Goal of the exercise
Present the following data again exactly as it is shown.
── Input data
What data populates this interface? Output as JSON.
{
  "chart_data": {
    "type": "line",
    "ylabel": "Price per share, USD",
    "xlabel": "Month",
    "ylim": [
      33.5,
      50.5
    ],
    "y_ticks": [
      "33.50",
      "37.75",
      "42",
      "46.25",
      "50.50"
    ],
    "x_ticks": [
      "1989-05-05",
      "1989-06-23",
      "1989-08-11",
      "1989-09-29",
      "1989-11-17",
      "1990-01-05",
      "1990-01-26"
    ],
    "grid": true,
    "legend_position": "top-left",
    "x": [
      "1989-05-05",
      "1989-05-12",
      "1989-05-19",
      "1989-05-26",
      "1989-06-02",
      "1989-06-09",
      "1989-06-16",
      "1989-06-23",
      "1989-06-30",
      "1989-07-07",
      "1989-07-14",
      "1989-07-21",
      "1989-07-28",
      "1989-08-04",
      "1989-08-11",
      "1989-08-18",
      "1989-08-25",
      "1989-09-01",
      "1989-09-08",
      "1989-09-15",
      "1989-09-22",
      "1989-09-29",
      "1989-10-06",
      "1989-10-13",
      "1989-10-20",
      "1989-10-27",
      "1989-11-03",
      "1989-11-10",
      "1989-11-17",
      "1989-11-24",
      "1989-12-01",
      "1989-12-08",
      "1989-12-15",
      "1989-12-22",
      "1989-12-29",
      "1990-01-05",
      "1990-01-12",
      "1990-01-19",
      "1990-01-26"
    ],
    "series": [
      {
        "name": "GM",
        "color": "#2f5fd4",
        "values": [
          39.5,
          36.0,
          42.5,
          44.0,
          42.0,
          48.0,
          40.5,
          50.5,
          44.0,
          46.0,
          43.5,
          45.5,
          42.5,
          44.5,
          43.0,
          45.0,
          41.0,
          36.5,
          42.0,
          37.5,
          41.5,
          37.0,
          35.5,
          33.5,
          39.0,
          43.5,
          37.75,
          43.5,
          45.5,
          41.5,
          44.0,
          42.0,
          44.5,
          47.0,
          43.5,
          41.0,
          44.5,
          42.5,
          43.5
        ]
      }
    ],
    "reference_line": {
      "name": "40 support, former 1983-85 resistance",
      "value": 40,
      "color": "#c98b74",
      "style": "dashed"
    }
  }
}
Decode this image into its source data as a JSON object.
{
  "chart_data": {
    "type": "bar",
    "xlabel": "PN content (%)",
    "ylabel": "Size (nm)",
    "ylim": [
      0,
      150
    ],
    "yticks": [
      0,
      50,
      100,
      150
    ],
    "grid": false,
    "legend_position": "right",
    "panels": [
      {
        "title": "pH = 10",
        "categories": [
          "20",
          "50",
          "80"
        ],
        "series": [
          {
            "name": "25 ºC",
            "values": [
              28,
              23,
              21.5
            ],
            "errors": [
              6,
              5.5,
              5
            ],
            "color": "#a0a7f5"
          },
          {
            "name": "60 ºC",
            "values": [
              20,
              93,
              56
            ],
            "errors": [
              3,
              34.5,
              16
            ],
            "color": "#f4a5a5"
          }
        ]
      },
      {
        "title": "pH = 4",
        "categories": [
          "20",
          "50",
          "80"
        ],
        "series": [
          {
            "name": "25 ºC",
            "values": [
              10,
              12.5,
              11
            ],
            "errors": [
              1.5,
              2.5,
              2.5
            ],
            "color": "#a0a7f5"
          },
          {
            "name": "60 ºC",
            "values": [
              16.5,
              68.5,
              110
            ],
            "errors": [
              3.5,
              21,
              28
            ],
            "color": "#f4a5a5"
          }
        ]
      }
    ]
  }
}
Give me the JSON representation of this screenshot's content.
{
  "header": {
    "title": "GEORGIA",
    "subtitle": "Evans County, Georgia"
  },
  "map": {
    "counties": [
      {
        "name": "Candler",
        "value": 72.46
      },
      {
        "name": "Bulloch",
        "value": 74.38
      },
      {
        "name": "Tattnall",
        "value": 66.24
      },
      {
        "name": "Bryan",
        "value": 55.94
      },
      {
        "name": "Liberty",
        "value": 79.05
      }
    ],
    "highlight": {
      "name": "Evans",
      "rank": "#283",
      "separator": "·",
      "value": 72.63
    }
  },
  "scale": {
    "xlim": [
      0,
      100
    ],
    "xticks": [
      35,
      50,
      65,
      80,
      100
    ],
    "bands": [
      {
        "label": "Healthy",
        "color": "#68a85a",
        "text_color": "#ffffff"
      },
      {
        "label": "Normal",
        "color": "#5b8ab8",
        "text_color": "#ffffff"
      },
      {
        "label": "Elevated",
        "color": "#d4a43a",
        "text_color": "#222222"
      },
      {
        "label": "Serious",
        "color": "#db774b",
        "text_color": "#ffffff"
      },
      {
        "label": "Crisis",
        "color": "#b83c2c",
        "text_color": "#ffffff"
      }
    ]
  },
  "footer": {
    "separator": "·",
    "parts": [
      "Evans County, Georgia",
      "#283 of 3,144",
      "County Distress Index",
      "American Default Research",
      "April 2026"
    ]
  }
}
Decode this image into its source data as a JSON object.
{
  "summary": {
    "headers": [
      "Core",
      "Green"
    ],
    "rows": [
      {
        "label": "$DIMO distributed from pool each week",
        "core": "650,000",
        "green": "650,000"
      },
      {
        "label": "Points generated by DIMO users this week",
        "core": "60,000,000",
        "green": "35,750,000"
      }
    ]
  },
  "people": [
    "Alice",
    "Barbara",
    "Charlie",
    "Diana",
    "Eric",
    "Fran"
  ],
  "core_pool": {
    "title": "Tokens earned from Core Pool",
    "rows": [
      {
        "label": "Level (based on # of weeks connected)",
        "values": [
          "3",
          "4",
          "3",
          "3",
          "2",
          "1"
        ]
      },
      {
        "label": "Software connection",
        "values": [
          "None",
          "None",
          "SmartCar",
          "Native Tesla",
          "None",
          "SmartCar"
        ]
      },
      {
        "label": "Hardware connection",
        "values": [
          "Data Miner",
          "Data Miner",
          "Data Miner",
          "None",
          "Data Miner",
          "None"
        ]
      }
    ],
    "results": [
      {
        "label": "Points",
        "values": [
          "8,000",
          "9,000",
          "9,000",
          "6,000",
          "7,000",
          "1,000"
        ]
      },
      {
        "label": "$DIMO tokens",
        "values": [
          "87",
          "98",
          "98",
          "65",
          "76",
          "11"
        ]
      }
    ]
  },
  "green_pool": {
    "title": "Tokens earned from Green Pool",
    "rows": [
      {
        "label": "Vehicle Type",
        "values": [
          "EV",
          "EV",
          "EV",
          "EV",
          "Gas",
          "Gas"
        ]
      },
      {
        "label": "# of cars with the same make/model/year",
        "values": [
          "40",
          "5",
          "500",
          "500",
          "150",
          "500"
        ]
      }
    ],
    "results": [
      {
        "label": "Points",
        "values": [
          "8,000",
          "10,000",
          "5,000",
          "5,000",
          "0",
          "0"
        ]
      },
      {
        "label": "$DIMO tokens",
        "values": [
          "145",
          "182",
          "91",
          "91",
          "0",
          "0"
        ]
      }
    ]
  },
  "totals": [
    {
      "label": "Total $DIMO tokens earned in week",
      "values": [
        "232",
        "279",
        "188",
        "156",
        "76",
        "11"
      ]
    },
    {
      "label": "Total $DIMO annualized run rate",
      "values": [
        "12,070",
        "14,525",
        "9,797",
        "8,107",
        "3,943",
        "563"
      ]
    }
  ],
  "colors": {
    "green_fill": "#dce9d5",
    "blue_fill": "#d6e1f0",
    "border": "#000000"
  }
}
────
Result for this task
What data populates this interface? Output as JSON.
{
  "chart_data": {
    "type": "line",
    "ylabel": "Price per share, USD",
    "xlabel": "Month",
    "ylim": [
      33.5,
      50.5
    ],
    "y_ticks": [
      "33.50",
      "37.75",
      "42",
      "46.25",
      "50.50"
    ],
    "x_ticks": [
      "1989-05-05",
      "1989-06-23",
      "1989-08-11",
      "1989-09-29",
      "1989-11-17",
      "1990-01-05",
      "1990-01-26"
    ],
    "grid": true,
    "legend_position": "top-left",
    "x": [
      "1989-05-05",
      "1989-05-12",
      "1989-05-19",
      "1989-05-26",
      "1989-06-02",
      "1989-06-09",
      "1989-06-16",
      "1989-06-23",
      "1989-06-30",
      "1989-07-07",
      "1989-07-14",
      "1989-07-21",
      "1989-07-28",
      "1989-08-04",
      "1989-08-11",
      "1989-08-18",
      "1989-08-25",
      "1989-09-01",
      "1989-09-08",
      "1989-09-15",
      "1989-09-22",
      "1989-09-29",
      "1989-10-06",
      "1989-10-13",
      "1989-10-20",
      "1989-10-27",
      "1989-11-03",
      "1989-11-10",
      "1989-11-17",
      "1989-11-24",
      "1989-12-01",
      "1989-12-08",
      "1989-12-15",
      "1989-12-22",
      "1989-12-29",
      "1990-01-05",
      "1990-01-12",
      "1990-01-19",
      "1990-01-26"
    ],
    "series": [
      {
        "name": "GM",
        "color": "#2f5fd4",
        "values": [
          39.5,
          36.0,
          42.5,
          44.0,
          42.0,
          48.0,
          40.5,
          50.5,
          44.0,
          46.0,
          43.5,
          45.5,
          42.5,
          44.5,
          43.0,
          45.0,
          41.0,
          36.5,
          42.0,
          37.5,
          41.5,
          37.0,
          35.5,
          33.5,
          39.0,
          43.5,
          37.75,
          43.5,
          45.5,
          41.5,
          44.0,
          42.0,
          44.5,
          47.0,
          43.5,
          41.0,
          44.5,
          42.5,
          43.5
        ]
      }
    ],
    "reference_line": {
      "name": "40 support, former 1983-85 resistance",
      "value": 40,
      "color": "#c98b74",
      "style": "dashed"
    }
  }
}
Decode this image into its source data as a JSON object.
{
  "chart_data": {
    "type": "bar",
    "xlabel": "PN content (%)",
    "ylabel": "Size (nm)",
    "ylim": [
      0,
      150
    ],
    "yticks": [
      0,
      50,
      100,
      150
    ],
    "grid": false,
    "legend_position": "right",
    "panels": [
      {
        "title": "pH = 10",
        "categories": [
          "20",
          "50",
          "80"
        ],
        "series": [
          {
            "name": "25 ºC",
            "values": [
              28,
              23,
              21.5
            ],
            "errors": [
              6,
              5.5,
              5
            ],
            "color": "#a0a7f5"
          },
          {
            "name": "60 ºC",
            "values": [
              20,
              93,
              56
            ],
            "errors": [
              3,
              34.5,
              16
            ],
            "color": "#f4a5a5"
          }
        ]
      },
      {
        "title": "pH = 4",
        "categories": [
          "20",
          "50",
          "80"
        ],
        "series": [
          {
            "name": "25 ºC",
            "values": [
              10,
              12.5,
              11
            ],
            "errors": [
              1.5,
              2.5,
              2.5
            ],
            "color": "#a0a7f5"
          },
          {
            "name": "60 ºC",
            "values": [
              16.5,
              68.5,
              110
            ],
            "errors": [
              3.5,
              21,
              28
            ],
            "color": "#f4a5a5"
          }
        ]
      }
    ]
  }
}
Give me the JSON representation of this screenshot's content.
{
  "header": {
    "title": "GEORGIA",
    "subtitle": "Evans County, Georgia"
  },
  "map": {
    "counties": [
      {
        "name": "Candler",
        "value": 72.46
      },
      {
        "name": "Bulloch",
        "value": 74.38
      },
      {
        "name": "Tattnall",
        "value": 66.24
      },
      {
        "name": "Bryan",
        "value": 55.94
      },
      {
        "name": "Liberty",
        "value": 79.05
      }
    ],
    "highlight": {
      "name": "Evans",
      "rank": "#283",
      "separator": "·",
      "value": 72.63
    }
  },
  "scale": {
    "xlim": [
      0,
      100
    ],
    "xticks": [
      35,
      50,
      65,
      80,
      100
    ],
    "bands": [
      {
        "label": "Healthy",
        "color": "#68a85a",
        "text_color": "#ffffff"
      },
      {
        "label": "Normal",
        "color": "#5b8ab8",
        "text_color": "#ffffff"
      },
      {
        "label": "Elevated",
        "color": "#d4a43a",
        "text_color": "#222222"
      },
      {
        "label": "Serious",
        "color": "#db774b",
        "text_color": "#ffffff"
      },
      {
        "label": "Crisis",
        "color": "#b83c2c",
        "text_color": "#ffffff"
      }
    ]
  },
  "footer": {
    "separator": "·",
    "parts": [
      "Evans County, Georgia",
      "#283 of 3,144",
      "County Distress Index",
      "American Default Research",
      "April 2026"
    ]
  }
}
Decode this image into its source data as a JSON object.
{
  "summary": {
    "headers": [
      "Core",
      "Green"
    ],
    "rows": [
      {
        "label": "$DIMO distributed from pool each week",
        "core": "650,000",
        "green": "650,000"
      },
      {
        "label": "Points generated by DIMO users this week",
        "core": "60,000,000",
        "green": "35,750,000"
      }
    ]
  },
  "people": [
    "Alice",
    "Barbara",
    "Charlie",
    "Diana",
    "Eric",
    "Fran"
  ],
  "core_pool": {
    "title": "Tokens earned from Core Pool",
    "rows": [
      {
        "label": "Level (based on # of weeks connected)",
        "values": [
          "3",
          "4",
          "3",
          "3",
          "2",
          "1"
        ]
      },
      {
        "label": "Software connection",
        "values": [
          "None",
          "None",
          "SmartCar",
          "Native Tesla",
          "None",
          "SmartCar"
        ]
      },
      {
        "label": "Hardware connection",
        "values": [
          "Data Miner",
          "Data Miner",
          "Data Miner",
          "None",
          "Data Miner",
          "None"
        ]
      }
    ],
    "results": [
      {
        "label": "Points",
        "values": [
          "8,000",
          "9,000",
          "9,000",
          "6,000",
          "7,000",
          "1,000"
        ]
      },
      {
        "label": "$DIMO tokens",
        "values": [
          "87",
          "98",
          "98",
          "65",
          "76",
          "11"
        ]
      }
    ]
  },
  "green_pool": {
    "title": "Tokens earned from Green Pool",
    "rows": [
      {
        "label": "Vehicle Type",
        "values": [
          "EV",
          "EV",
          "EV",
          "EV",
          "Gas",
          "Gas"
        ]
      },
      {
        "label": "# of cars with the same make/model/year",
        "values": [
          "40",
          "5",
          "500",
          "500",
          "150",
          "500"
        ]
      }
    ],
    "results": [
      {
        "label": "Points",
        "values": [
          "8,000",
          "10,000",
          "5,000",
          "5,000",
          "0",
          "0"
        ]
      },
      {
        "label": "$DIMO tokens",
        "values": [
          "145",
          "182",
          "91",
          "91",
          "0",
          "0"
        ]
      }
    ]
  },
  "totals": [
    {
      "label": "Total $DIMO tokens earned in week",
      "values": [
        "232",
        "279",
        "188",
        "156",
        "76",
        "11"
      ]
    },
    {
      "label": "Total $DIMO annualized run rate",
      "values": [
        "12,070",
        "14,525",
        "9,797",
        "8,107",
        "3,943",
        "563"
      ]
    }
  ],
  "colors": {
    "green_fill": "#dce9d5",
    "blue_fill": "#d6e1f0",
    "border": "#000000"
  }
}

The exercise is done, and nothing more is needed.